═══ Dataset excerpts ═══
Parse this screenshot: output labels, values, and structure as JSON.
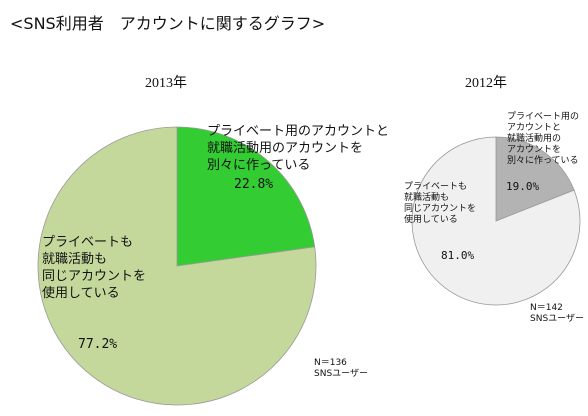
{
  "page_title": "<SNS利用者　アカウントに関するグラフ>",
  "colors": {
    "green_light": "#c4d89c",
    "green_bright": "#33cc33",
    "gray_light": "#f0f0f0",
    "gray_dark": "#b3b3b3",
    "stroke": "#999999"
  },
  "chart_data": [
    {
      "type": "pie",
      "title": "2013年",
      "slices": [
        {
          "label": "プライベート用のアカウントと就職活動用のアカウントを別々に作っている",
          "label_lines": [
            "プライベート用のアカウントと",
            "就職活動用のアカウントを",
            "別々に作っている"
          ],
          "value": 22.8,
          "value_label": "22.8%"
        },
        {
          "label": "プライベートも就職活動も同じアカウントを使用している",
          "label_lines": [
            "プライベートも",
            "就職活動も",
            "同じアカウントを",
            "使用している"
          ],
          "value": 77.2,
          "value_label": "77.2%"
        }
      ],
      "note": [
        "N＝136",
        "SNSユーザー"
      ]
    },
    {
      "type": "pie",
      "title": "2012年",
      "slices": [
        {
          "label": "プライベート用のアカウントと就職活動用のアカウントを別々に作っている",
          "label_lines": [
            "プライベート用の",
            "アカウントと",
            "就職活動用の",
            "アカウントを",
            "別々に作っている"
          ],
          "value": 19.0,
          "value_label": "19.0%"
        },
        {
          "label": "プライベートも就職活動も同じアカウントを使用している",
          "label_lines": [
            "プライベートも",
            "就職活動も",
            "同じアカウントを",
            "使用している"
          ],
          "value": 81.0,
          "value_label": "81.0%"
        }
      ],
      "note": [
        "N＝142",
        "SNSユーザー"
      ]
    }
  ]
}
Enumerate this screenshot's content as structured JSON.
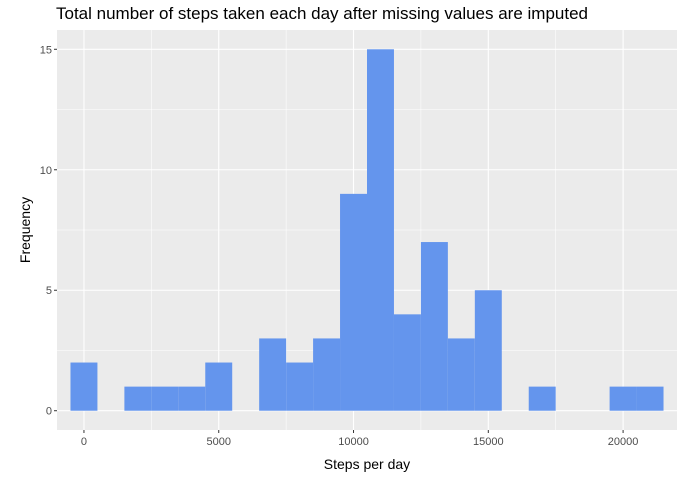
{
  "chart_data": {
    "type": "bar",
    "title": "Total number of steps taken each day after missing values are imputed",
    "xlabel": "Steps per day",
    "ylabel": "Frequency",
    "bin_width": 1000,
    "bins": [
      {
        "x_start": -500,
        "x_end": 500,
        "count": 2
      },
      {
        "x_start": 500,
        "x_end": 1500,
        "count": 0
      },
      {
        "x_start": 1500,
        "x_end": 2500,
        "count": 1
      },
      {
        "x_start": 2500,
        "x_end": 3500,
        "count": 1
      },
      {
        "x_start": 3500,
        "x_end": 4500,
        "count": 1
      },
      {
        "x_start": 4500,
        "x_end": 5500,
        "count": 2
      },
      {
        "x_start": 5500,
        "x_end": 6500,
        "count": 0
      },
      {
        "x_start": 6500,
        "x_end": 7500,
        "count": 3
      },
      {
        "x_start": 7500,
        "x_end": 8500,
        "count": 2
      },
      {
        "x_start": 8500,
        "x_end": 9500,
        "count": 3
      },
      {
        "x_start": 9500,
        "x_end": 10500,
        "count": 9
      },
      {
        "x_start": 10500,
        "x_end": 11500,
        "count": 15
      },
      {
        "x_start": 11500,
        "x_end": 12500,
        "count": 4
      },
      {
        "x_start": 12500,
        "x_end": 13500,
        "count": 7
      },
      {
        "x_start": 13500,
        "x_end": 14500,
        "count": 3
      },
      {
        "x_start": 14500,
        "x_end": 15500,
        "count": 5
      },
      {
        "x_start": 15500,
        "x_end": 16500,
        "count": 0
      },
      {
        "x_start": 16500,
        "x_end": 17500,
        "count": 1
      },
      {
        "x_start": 17500,
        "x_end": 18500,
        "count": 0
      },
      {
        "x_start": 18500,
        "x_end": 19500,
        "count": 0
      },
      {
        "x_start": 19500,
        "x_end": 20500,
        "count": 1
      },
      {
        "x_start": 20500,
        "x_end": 21500,
        "count": 1
      }
    ],
    "xlim": [
      -1000,
      22000
    ],
    "ylim": [
      -0.8,
      15.8
    ],
    "x_ticks": [
      0,
      5000,
      10000,
      15000,
      20000
    ],
    "x_tick_labels": [
      "0",
      "5000",
      "10000",
      "15000",
      "20000"
    ],
    "y_ticks": [
      0,
      5,
      10,
      15
    ],
    "y_tick_labels": [
      "0",
      "5",
      "10",
      "15"
    ],
    "grid": true,
    "colors": {
      "bar": "#6495ED",
      "panel": "#EBEBEB",
      "grid": "#FFFFFF"
    }
  }
}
═══
Written problem – Give every record back exactly as it reads, with no images.

Exercise output –
Parse this screenshot: output labels, values, and structure as JSON.
{
  "page_title": "<SNS利用者　アカウントに関するグラフ>",
  "colors": {
    "green_light": "#c4d89c",
    "green_bright": "#33cc33",
    "gray_light": "#f0f0f0",
    "gray_dark": "#b3b3b3",
    "stroke": "#999999"
  },
  "chart_data": [
    {
      "type": "pie",
      "title": "2013年",
      "slices": [
        {
          "label": "プライベート用のアカウントと就職活動用のアカウントを別々に作っている",
          "label_lines": [
            "プライベート用のアカウントと",
            "就職活動用のアカウントを",
            "別々に作っている"
          ],
          "value": 22.8,
          "value_label": "22.8%"
        },
        {
          "label": "プライベートも就職活動も同じアカウントを使用している",
          "label_lines": [
            "プライベートも",
            "就職活動も",
            "同じアカウントを",
            "使用している"
          ],
          "value": 77.2,
          "value_label": "77.2%"
        }
      ],
      "note": [
        "N＝136",
        "SNSユーザー"
      ]
    },
    {
      "type": "pie",
      "title": "2012年",
      "slices": [
        {
          "label": "プライベート用のアカウントと就職活動用のアカウントを別々に作っている",
          "label_lines": [
            "プライベート用の",
            "アカウントと",
            "就職活動用の",
            "アカウントを",
            "別々に作っている"
          ],
          "value": 19.0,
          "value_label": "19.0%"
        },
        {
          "label": "プライベートも就職活動も同じアカウントを使用している",
          "label_lines": [
            "プライベートも",
            "就職活動も",
            "同じアカウントを",
            "使用している"
          ],
          "value": 81.0,
          "value_label": "81.0%"
        }
      ],
      "note": [
        "N＝142",
        "SNSユーザー"
      ]
    }
  ]
}
Enumerate this screenshot's content as structured JSON.
{
  "chart_data": {
    "type": "bar",
    "title": "Total number of steps taken each day after missing values are imputed",
    "xlabel": "Steps per day",
    "ylabel": "Frequency",
    "bin_width": 1000,
    "bins": [
      {
        "x_start": -500,
        "x_end": 500,
        "count": 2
      },
      {
        "x_start": 500,
        "x_end": 1500,
        "count": 0
      },
      {
        "x_start": 1500,
        "x_end": 2500,
        "count": 1
      },
      {
        "x_start": 2500,
        "x_end": 3500,
        "count": 1
      },
      {
        "x_start": 3500,
        "x_end": 4500,
        "count": 1
      },
      {
        "x_start": 4500,
        "x_end": 5500,
        "count": 2
      },
      {
        "x_start": 5500,
        "x_end": 6500,
        "count": 0
      },
      {
        "x_start": 6500,
        "x_end": 7500,
        "count": 3
      },
      {
        "x_start": 7500,
        "x_end": 8500,
        "count": 2
      },
      {
        "x_start": 8500,
        "x_end": 9500,
        "count": 3
      },
      {
        "x_start": 9500,
        "x_end": 10500,
        "count": 9
      },
      {
        "x_start": 10500,
        "x_end": 11500,
        "count": 15
      },
      {
        "x_start": 11500,
        "x_end": 12500,
        "count": 4
      },
      {
        "x_start": 12500,
        "x_end": 13500,
        "count": 7
      },
      {
        "x_start": 13500,
        "x_end": 14500,
        "count": 3
      },
      {
        "x_start": 14500,
        "x_end": 15500,
        "count": 5
      },
      {
        "x_start": 15500,
        "x_end": 16500,
        "count": 0
      },
      {
        "x_start": 16500,
        "x_end": 17500,
        "count": 1
      },
      {
        "x_start": 17500,
        "x_end": 18500,
        "count": 0
      },
      {
        "x_start": 18500,
        "x_end": 19500,
        "count": 0
      },
      {
        "x_start": 19500,
        "x_end": 20500,
        "count": 1
      },
      {
        "x_start": 20500,
        "x_end": 21500,
        "count": 1
      }
    ],
    "xlim": [
      -1000,
      22000
    ],
    "ylim": [
      -0.8,
      15.8
    ],
    "x_ticks": [
      0,
      5000,
      10000,
      15000,
      20000
    ],
    "x_tick_labels": [
      "0",
      "5000",
      "10000",
      "15000",
      "20000"
    ],
    "y_ticks": [
      0,
      5,
      10,
      15
    ],
    "y_tick_labels": [
      "0",
      "5",
      "10",
      "15"
    ],
    "grid": true,
    "colors": {
      "bar": "#6495ED",
      "panel": "#EBEBEB",
      "grid": "#FFFFFF"
    }
  }
}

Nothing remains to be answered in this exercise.